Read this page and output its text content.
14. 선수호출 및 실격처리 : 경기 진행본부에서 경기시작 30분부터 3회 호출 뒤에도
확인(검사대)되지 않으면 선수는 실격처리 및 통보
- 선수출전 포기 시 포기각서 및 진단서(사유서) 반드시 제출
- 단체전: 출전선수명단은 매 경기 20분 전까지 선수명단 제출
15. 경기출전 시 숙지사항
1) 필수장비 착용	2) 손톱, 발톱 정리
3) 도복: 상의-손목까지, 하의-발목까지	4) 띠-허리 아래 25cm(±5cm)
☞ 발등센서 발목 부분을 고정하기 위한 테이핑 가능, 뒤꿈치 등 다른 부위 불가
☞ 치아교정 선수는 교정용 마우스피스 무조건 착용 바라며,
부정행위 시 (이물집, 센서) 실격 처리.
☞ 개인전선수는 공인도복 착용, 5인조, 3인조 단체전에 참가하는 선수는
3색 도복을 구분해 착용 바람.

════

#### [Your goal]
Write out every line exactly as it stands.

#### [Final result]
Read this page and output its text content.
14. 선수호출 및 실격처리 : 경기 진행본부에서 경기시작 30분부터 3회 호출 뒤에도
확인(검사대)되지 않으면 선수는 실격처리 및 통보
- 선수출전 포기 시 포기각서 및 진단서(사유서) 반드시 제출
- 단체전: 출전선수명단은 매 경기 20분 전까지 선수명단 제출
15. 경기출전 시 숙지사항
1) 필수장비 착용	2) 손톱, 발톱 정리
3) 도복: 상의-손목까지, 하의-발목까지	4) 띠-허리 아래 25cm(±5cm)
☞ 발등센서 발목 부분을 고정하기 위한 테이핑 가능, 뒤꿈치 등 다른 부위 불가
☞ 치아교정 선수는 교정용 마우스피스 무조건 착용 바라며,
부정행위 시 (이물집, 센서) 실격 처리.
☞ 개인전선수는 공인도복 착용, 5인조, 3인조 단체전에 참가하는 선수는
3색 도복을 구분해 착용 바람.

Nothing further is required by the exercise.